Keywords: air pollution, birth weight, carbon monoxide, nitrogen dioxide, particulate matter, PM10, PM2.5, pregnancy, sensitivity analysis, sulfur dioxide

1. Introduction

Several studies have examined the relationship between mother’s exposure to air pollution and birth weight or risk of low birth weight infants (Glinianaia et al 2004, Maisonet et al 2004, Šrám et al 2005, Triche and Hossain 2007). While results generally indicate that higher levels of air pollution are associated with lower birth weight, comparison across studies is hindered by variety in the study designs, the nature and quality of datasets, underlying populations, and pollution characteristics (Slama et al 2008). Our recent study of 358 504 births from 1999 to 2002 in Massachusetts and Connecticut identified associations between mother’s exposure over the gestational period to nitrogen dioxide (NO2), carbon monoxide (CO), and particulate matter with aerodynamic diameters <10 and 2.5 µm (PM10 and PM2.5), and birth weight (Bell et al 2007b). We found differential impacts of pollution on birth weight by race, with higher impacts for infants of Black/African–American mothers, a group already at risk for lower birth weight compared to Caucasian infants.

While our findings provide evidence for an association between maternal exposure to air pollution and risk of low birth weight, several critical questions remain. In particular, although we accounted for gestational age, our dataset included some pre-term births. While we address co-pollutants, we did not account for the different measurement frequency of various pollutants (Bell et al 2008, Salam 2008). A recent literature review summarized evidence on whether air pollution’s effect on pregnancy outcomes differ by gender (Ghosh et al 2007). The authors concluded that the limited research available indicated differential effects of air pollution on low birth weight by gender, but noted that further research was needed as this issue has not been extensively studied.

These issues are key concerns for not only our study, but also raise broader issues that are critical to understanding the literature on air pollution and pregnancy outcomes more broadly and underscore some of the challenges of such studies. Here we present results of analyses performed to address these limitations and uncertainties in previous work regarding co-pollutants and the inclusion of pre-term births in the dataset. We also investigate whether infants of younger or older mothers, sub-populations already at risk of low birth weight, are particularly susceptible to the effects of air pollution on birth weight, and compare the relationship between air pollution and birth weight by sex of the infant.

2. Materials and methods

2.1. Data on health, weather, and air pollution

This analysis is based on 358 504 births in Massachusetts and Connecticut from 1999 to 2002, except where a subset of the data is specified. Birth data were obtained from birth certificate registries from the Division of Vital Statistics, Reproductive Statistics Branch of the National Center for Health Statistics. For each subject, the birth certificate included data on the counties of birth and residence; mother’s and father’s ages and races; mother’s marital status, educational attainment, smoking use during pregnancy, and alcohol use during pregnancy; gestational age in weeks; child’s sex; birth weight; type of birth; prenatal care; and birth order. Observations missing these data were excluded. The dataset was limited to single births, gestational length of 32–44 weeks, and weights of 1000–5500 g.

Exposure was estimated based on an average of air pollutant and meteorological data in the county of mother’s residence, including only births for which exposure data were available for ≥75% of the weeks in each trimester. Births in counties without air pollution monitors were excluded. Air pollution data were obtained from the US Environmental Protection Agency, and weather data were obtained from the National Climatic Data Center. Further information can be found elsewhere (Bell et al 2007b).

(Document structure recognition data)
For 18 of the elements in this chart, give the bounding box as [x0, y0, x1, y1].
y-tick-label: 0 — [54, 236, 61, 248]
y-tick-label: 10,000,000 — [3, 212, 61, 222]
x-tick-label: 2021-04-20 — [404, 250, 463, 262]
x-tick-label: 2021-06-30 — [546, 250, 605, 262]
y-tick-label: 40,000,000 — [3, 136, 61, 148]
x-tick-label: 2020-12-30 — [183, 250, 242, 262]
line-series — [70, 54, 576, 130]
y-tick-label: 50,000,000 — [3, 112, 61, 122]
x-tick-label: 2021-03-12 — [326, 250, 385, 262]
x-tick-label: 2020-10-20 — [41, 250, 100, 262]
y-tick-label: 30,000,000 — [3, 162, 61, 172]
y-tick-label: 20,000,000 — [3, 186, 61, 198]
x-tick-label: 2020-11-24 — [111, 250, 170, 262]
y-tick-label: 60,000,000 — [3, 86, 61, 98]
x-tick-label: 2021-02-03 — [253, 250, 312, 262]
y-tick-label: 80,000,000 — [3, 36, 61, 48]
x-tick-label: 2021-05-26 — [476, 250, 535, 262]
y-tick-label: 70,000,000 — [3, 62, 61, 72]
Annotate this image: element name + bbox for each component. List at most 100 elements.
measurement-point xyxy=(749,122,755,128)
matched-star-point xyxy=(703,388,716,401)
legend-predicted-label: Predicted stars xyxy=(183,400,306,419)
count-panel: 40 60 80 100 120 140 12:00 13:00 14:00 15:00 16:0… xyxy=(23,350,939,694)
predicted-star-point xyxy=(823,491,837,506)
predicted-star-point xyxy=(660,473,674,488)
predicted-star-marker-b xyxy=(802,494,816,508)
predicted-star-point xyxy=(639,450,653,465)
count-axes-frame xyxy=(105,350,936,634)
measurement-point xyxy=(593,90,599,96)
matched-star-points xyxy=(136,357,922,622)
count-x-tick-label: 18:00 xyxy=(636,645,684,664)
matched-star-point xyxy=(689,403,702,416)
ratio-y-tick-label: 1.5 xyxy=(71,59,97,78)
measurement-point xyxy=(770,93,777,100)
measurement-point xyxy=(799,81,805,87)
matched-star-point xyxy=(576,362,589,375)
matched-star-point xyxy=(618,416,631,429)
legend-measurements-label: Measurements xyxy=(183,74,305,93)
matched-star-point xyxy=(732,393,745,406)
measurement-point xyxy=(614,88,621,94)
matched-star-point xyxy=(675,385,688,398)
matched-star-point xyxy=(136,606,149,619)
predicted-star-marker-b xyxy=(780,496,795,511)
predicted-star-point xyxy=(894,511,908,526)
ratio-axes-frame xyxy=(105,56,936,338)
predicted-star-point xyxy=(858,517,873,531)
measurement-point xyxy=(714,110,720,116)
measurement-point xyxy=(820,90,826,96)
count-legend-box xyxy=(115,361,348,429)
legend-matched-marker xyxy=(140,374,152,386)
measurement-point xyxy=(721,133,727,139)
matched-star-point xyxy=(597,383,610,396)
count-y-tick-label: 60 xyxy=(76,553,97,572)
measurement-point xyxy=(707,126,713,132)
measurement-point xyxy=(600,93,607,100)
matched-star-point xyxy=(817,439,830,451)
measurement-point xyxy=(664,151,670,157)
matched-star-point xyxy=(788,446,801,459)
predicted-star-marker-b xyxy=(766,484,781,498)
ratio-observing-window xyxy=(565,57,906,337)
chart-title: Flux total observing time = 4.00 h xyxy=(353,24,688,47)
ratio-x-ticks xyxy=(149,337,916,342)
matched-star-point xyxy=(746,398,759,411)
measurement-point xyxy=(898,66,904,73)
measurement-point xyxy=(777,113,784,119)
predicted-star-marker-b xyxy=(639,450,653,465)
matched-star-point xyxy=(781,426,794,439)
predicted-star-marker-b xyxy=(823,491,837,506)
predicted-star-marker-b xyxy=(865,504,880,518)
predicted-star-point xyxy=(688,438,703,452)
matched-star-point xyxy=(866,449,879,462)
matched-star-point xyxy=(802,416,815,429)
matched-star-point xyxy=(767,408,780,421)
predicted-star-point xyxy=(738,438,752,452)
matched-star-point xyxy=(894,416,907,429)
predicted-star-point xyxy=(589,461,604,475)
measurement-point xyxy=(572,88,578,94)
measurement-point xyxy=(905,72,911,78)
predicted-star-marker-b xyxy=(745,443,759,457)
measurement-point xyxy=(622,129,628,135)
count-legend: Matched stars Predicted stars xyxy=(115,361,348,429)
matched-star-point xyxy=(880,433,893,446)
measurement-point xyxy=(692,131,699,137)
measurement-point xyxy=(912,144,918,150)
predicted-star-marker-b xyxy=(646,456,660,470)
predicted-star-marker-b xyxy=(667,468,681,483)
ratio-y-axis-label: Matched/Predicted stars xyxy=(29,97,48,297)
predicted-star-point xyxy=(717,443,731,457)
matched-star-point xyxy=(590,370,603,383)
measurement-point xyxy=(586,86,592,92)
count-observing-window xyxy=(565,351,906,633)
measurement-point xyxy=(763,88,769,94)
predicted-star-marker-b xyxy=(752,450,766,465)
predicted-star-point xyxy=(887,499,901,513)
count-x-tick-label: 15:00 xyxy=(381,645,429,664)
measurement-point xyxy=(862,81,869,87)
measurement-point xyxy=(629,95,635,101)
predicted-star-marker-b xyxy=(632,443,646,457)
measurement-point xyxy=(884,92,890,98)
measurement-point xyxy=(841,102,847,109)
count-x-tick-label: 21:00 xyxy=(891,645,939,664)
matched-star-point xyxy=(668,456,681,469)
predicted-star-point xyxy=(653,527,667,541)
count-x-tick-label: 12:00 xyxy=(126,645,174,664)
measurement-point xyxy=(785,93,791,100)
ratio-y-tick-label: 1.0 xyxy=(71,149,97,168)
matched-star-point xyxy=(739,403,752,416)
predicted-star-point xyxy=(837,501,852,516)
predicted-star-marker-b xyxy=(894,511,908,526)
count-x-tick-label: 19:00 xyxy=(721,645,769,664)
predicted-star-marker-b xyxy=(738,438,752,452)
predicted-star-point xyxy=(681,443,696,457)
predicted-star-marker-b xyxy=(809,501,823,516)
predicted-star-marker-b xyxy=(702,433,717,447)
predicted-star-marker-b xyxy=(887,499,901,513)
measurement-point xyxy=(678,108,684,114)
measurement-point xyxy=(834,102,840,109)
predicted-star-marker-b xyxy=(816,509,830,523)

-- Task prompt --
Answer these questions using the passage on air pollution and birth weight:
(a) Infants of mothers in which group showed higher impacts of pollution on birth weight in the earlier study?
(b) To what range of gestational length was the dataset limited?
(c) From which agency were the air pollution data obtained?

-- Task solution --
(a) Black/African–American mothers
(b) 32–44 weeks
(c) The US Environmental Protection Agency